To be done:
Out of the lines in this data, how many include "Мирное"? Give the number and nothing else.

Listing:
------------------------------------------------------------

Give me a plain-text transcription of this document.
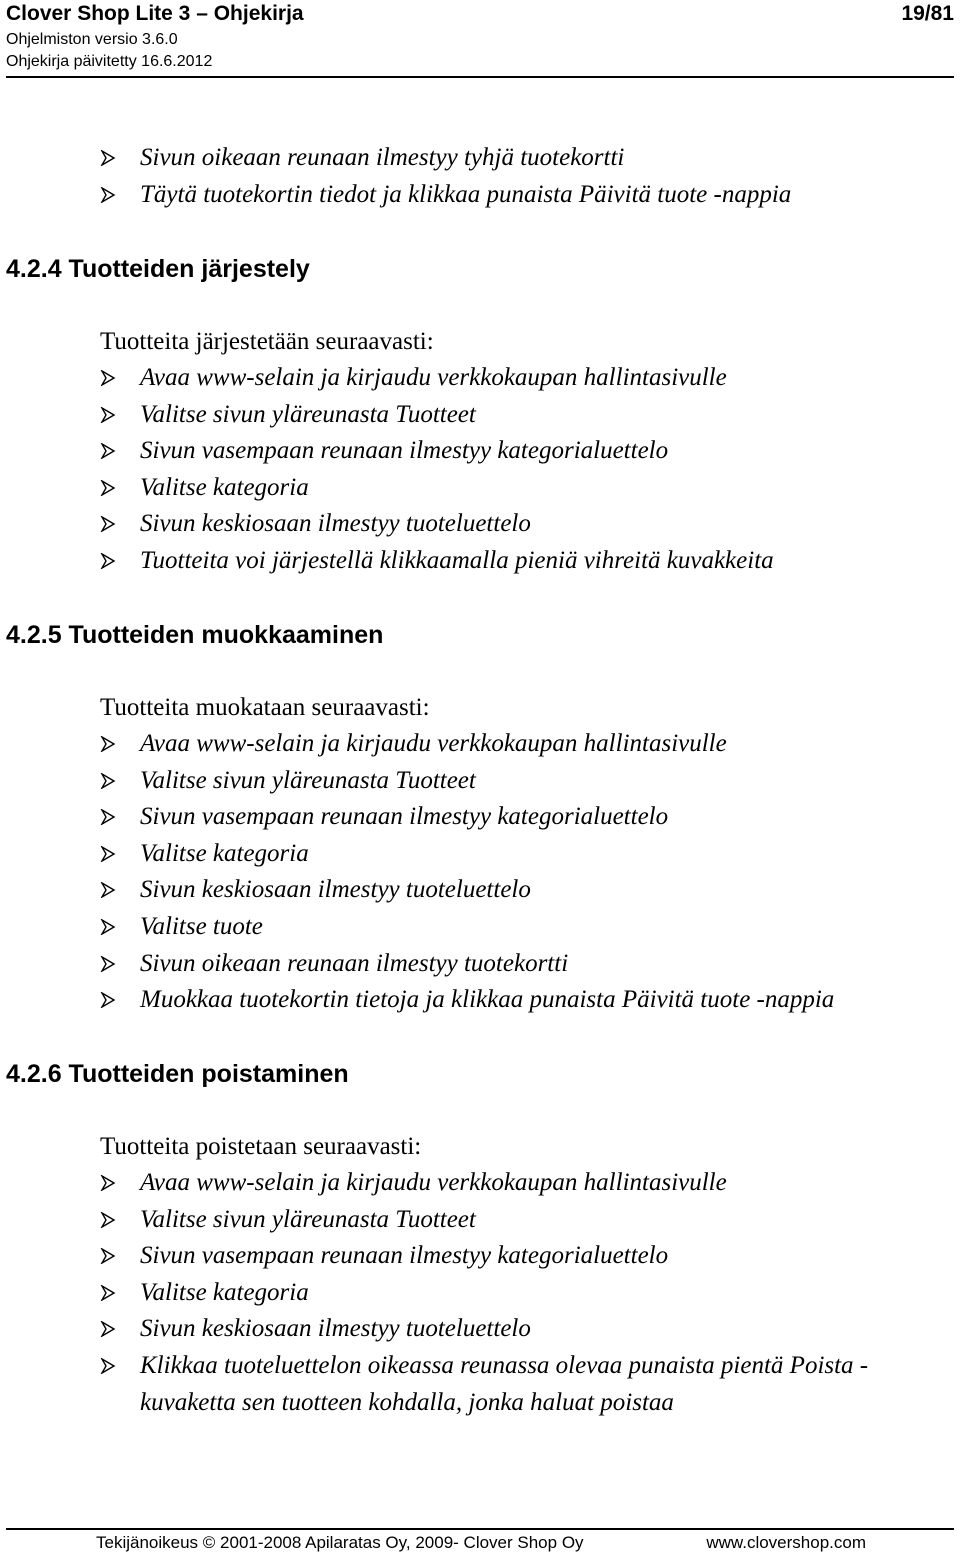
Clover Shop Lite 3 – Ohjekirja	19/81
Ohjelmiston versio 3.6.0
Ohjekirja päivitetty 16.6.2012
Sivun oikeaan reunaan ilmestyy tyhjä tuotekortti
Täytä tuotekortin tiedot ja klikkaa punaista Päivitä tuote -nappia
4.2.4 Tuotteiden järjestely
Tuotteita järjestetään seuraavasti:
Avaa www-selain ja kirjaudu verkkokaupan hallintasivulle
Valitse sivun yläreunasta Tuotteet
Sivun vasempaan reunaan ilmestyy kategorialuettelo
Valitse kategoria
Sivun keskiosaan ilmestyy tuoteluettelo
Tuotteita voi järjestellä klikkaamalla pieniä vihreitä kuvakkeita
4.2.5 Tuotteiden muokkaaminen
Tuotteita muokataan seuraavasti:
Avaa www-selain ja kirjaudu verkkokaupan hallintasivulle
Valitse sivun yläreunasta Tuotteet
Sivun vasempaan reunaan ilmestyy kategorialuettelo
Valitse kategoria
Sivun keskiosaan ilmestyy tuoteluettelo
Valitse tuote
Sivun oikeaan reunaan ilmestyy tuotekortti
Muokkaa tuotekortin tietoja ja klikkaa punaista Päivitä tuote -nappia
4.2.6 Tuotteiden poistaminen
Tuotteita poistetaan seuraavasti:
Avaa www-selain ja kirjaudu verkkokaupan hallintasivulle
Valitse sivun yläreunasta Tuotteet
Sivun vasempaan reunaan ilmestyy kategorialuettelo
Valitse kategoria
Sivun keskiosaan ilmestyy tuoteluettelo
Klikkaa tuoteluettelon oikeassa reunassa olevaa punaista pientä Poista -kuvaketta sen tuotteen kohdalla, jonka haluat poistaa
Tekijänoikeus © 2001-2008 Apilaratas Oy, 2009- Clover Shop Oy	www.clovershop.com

------------------------------------------------------------

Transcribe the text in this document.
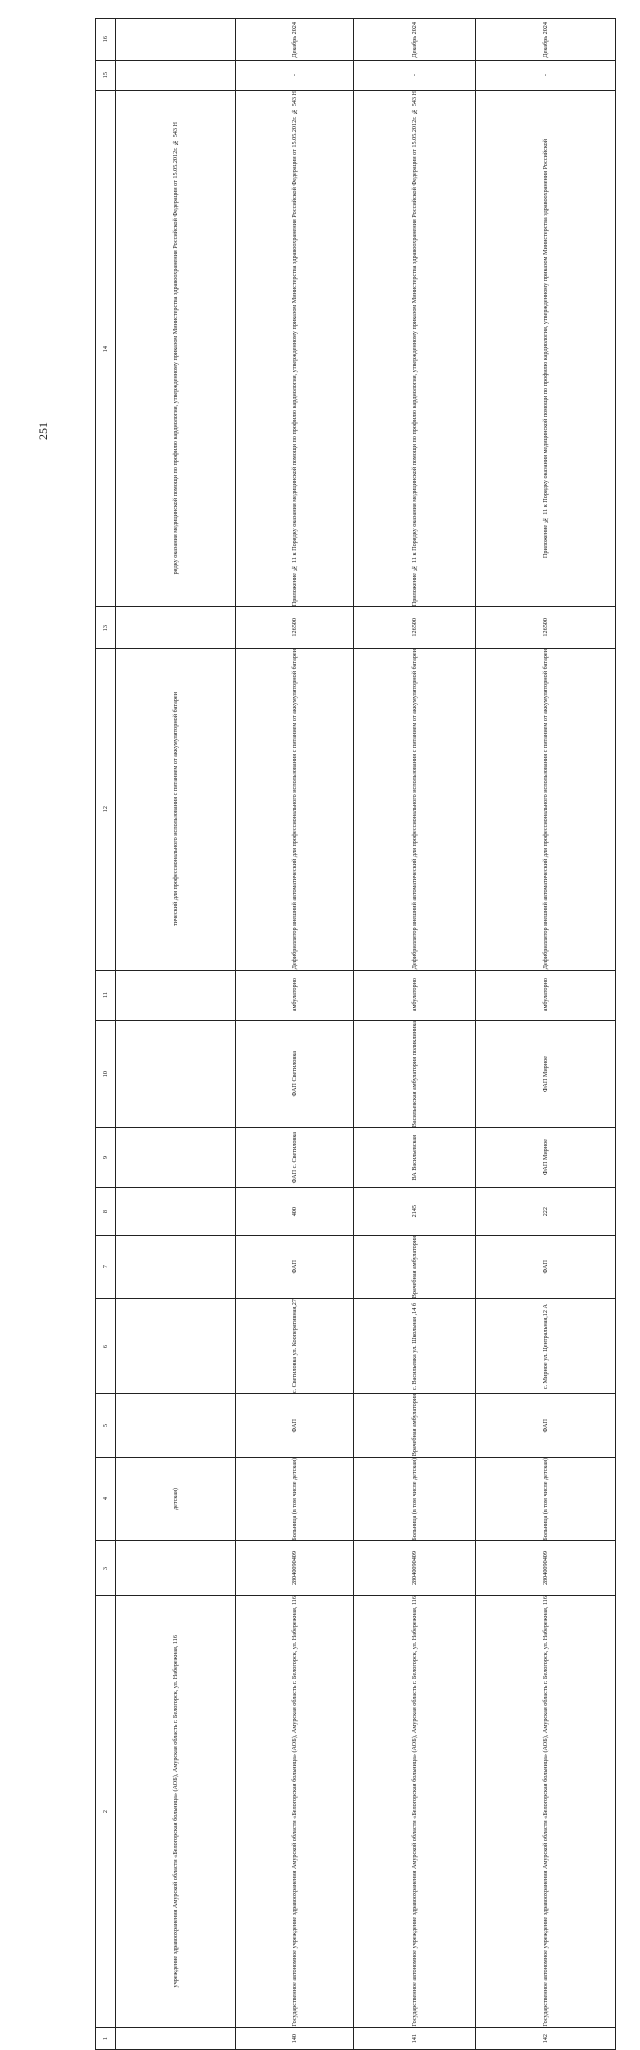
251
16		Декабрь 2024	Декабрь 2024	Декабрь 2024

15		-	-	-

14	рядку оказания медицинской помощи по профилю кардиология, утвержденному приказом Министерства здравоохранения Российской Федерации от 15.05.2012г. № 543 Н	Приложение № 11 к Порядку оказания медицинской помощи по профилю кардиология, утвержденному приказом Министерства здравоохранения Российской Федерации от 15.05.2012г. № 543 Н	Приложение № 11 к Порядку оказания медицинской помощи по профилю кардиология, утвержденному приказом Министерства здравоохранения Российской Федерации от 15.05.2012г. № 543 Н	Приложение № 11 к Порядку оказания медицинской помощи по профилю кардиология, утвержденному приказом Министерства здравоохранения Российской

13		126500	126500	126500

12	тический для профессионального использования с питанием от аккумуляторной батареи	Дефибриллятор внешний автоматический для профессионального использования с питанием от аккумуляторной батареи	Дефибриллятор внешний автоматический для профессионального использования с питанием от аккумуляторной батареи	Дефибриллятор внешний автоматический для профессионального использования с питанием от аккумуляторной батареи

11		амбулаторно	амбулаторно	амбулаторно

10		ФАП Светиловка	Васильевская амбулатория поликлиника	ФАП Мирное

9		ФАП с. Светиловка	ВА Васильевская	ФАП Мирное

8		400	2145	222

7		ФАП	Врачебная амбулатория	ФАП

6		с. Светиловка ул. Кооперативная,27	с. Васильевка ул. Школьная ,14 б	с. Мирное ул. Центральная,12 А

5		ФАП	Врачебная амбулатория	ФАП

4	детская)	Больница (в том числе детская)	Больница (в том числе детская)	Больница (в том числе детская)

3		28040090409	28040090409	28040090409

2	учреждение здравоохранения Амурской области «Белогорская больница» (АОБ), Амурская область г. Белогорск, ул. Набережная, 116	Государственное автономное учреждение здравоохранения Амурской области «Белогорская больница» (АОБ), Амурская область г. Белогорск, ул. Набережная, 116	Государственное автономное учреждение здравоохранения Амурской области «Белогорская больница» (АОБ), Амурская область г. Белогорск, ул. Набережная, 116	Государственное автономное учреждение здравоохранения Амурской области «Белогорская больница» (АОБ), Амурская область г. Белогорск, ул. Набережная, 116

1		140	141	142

------------------------------------------------------------

Answer for this exercise:
3